● YOUR INSTRUCTIONS: Make a verbatim copy of the entries below; pictures stay out.

(Extracted data entries)
§
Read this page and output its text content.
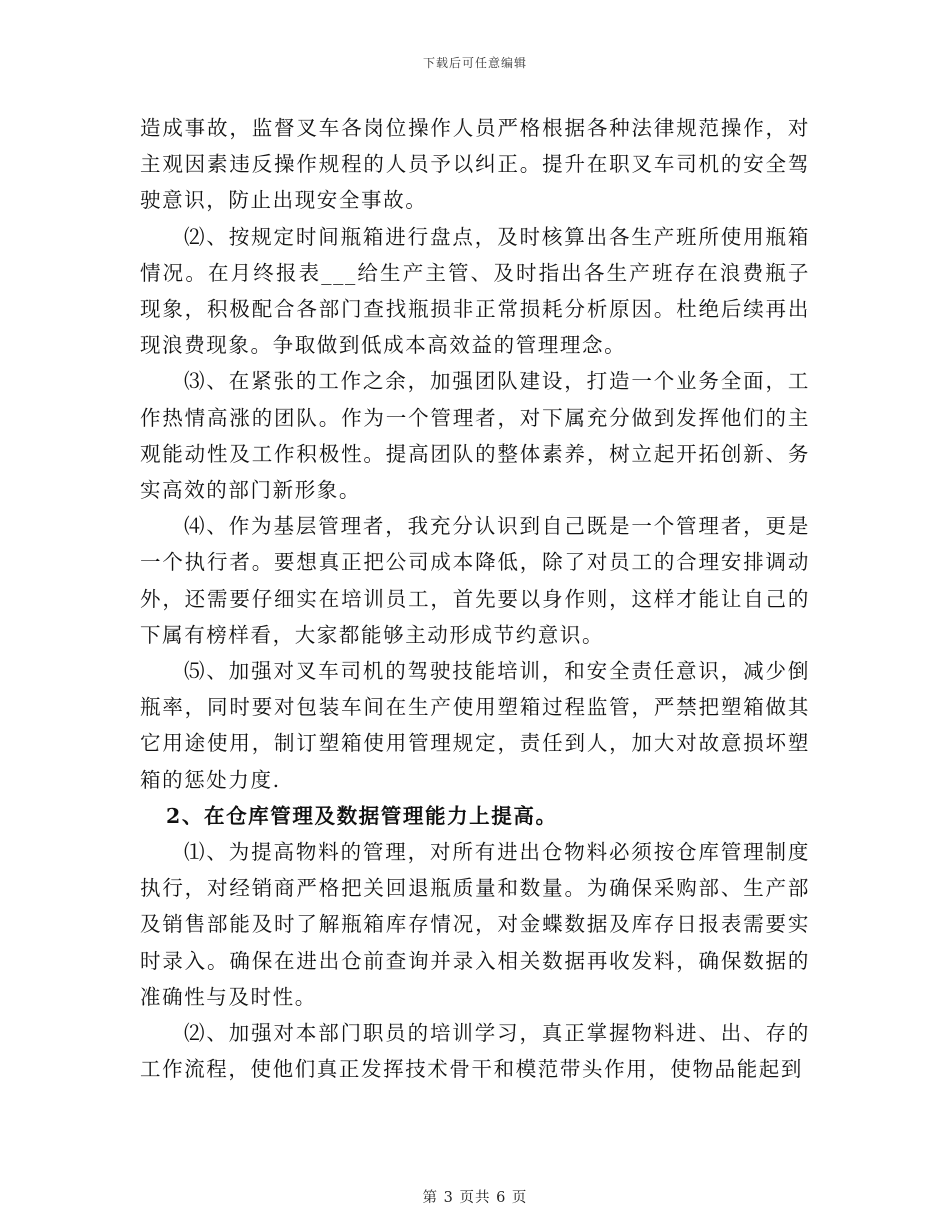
下载后可任意编辑

造成事故，监督叉车各岗位操作人员严格根据各种法律规范操作，对主观因素违反操作规程的人员予以纠正。提升在职叉车司机的安全驾驶意识，防止出现安全事故。

⑵、按规定时间瓶箱进行盘点，及时核算出各生产班所使用瓶箱情况。在月终报表___给生产主管、及时指出各生产班存在浪费瓶子现象，积极配合各部门查找瓶损非正常损耗分析原因。杜绝后续再出现浪费现象。争取做到低成本高效益的管理理念。

⑶、在紧张的工作之余，加强团队建设，打造一个业务全面，工作热情高涨的团队。作为一个管理者，对下属充分做到发挥他们的主观能动性及工作积极性。提高团队的整体素养，树立起开拓创新、务实高效的部门新形象。

⑷、作为基层管理者，我充分认识到自己既是一个管理者，更是一个执行者。要想真正把公司成本降低，除了对员工的合理安排调动外，还需要仔细实在培训员工，首先要以身作则，这样才能让自己的下属有榜样看，大家都能够主动形成节约意识。

⑸、加强对叉车司机的驾驶技能培训，和安全责任意识，减少倒瓶率，同时要对包装车间在生产使用塑箱过程监管，严禁把塑箱做其它用途使用，制订塑箱使用管理规定，责任到人，加大对故意损坏塑箱的惩处力度.

2、在仓库管理及数据管理能力上提高。

⑴、为提高物料的管理，对所有进出仓物料必须按仓库管理制度执行，对经销商严格把关回退瓶质量和数量。为确保采购部、生产部及销售部能及时了解瓶箱库存情况，对金蝶数据及库存日报表需要实时录入。确保在进出仓前查询并录入相关数据再收发料，确保数据的准确性与及时性。

⑵、加强对本部门职员的培训学习，真正掌握物料进、出、存的工作流程，使他们真正发挥技术骨干和模范带头作用，使物品能起到

第 3 页共 6 页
§
● PROBLEM SOLUTION:
Read this page and output its text content.
下载后可任意编辑

造成事故，监督叉车各岗位操作人员严格根据各种法律规范操作，对主观因素违反操作规程的人员予以纠正。提升在职叉车司机的安全驾驶意识，防止出现安全事故。

⑵、按规定时间瓶箱进行盘点，及时核算出各生产班所使用瓶箱情况。在月终报表___给生产主管、及时指出各生产班存在浪费瓶子现象，积极配合各部门查找瓶损非正常损耗分析原因。杜绝后续再出现浪费现象。争取做到低成本高效益的管理理念。

⑶、在紧张的工作之余，加强团队建设，打造一个业务全面，工作热情高涨的团队。作为一个管理者，对下属充分做到发挥他们的主观能动性及工作积极性。提高团队的整体素养，树立起开拓创新、务实高效的部门新形象。

⑷、作为基层管理者，我充分认识到自己既是一个管理者，更是一个执行者。要想真正把公司成本降低，除了对员工的合理安排调动外，还需要仔细实在培训员工，首先要以身作则，这样才能让自己的下属有榜样看，大家都能够主动形成节约意识。

⑸、加强对叉车司机的驾驶技能培训，和安全责任意识，减少倒瓶率，同时要对包装车间在生产使用塑箱过程监管，严禁把塑箱做其它用途使用，制订塑箱使用管理规定，责任到人，加大对故意损坏塑箱的惩处力度.

2、在仓库管理及数据管理能力上提高。

⑴、为提高物料的管理，对所有进出仓物料必须按仓库管理制度执行，对经销商严格把关回退瓶质量和数量。为确保采购部、生产部及销售部能及时了解瓶箱库存情况，对金蝶数据及库存日报表需要实时录入。确保在进出仓前查询并录入相关数据再收发料，确保数据的准确性与及时性。

⑵、加强对本部门职员的培训学习，真正掌握物料进、出、存的工作流程，使他们真正发挥技术骨干和模范带头作用，使物品能起到

第 3 页共 6 页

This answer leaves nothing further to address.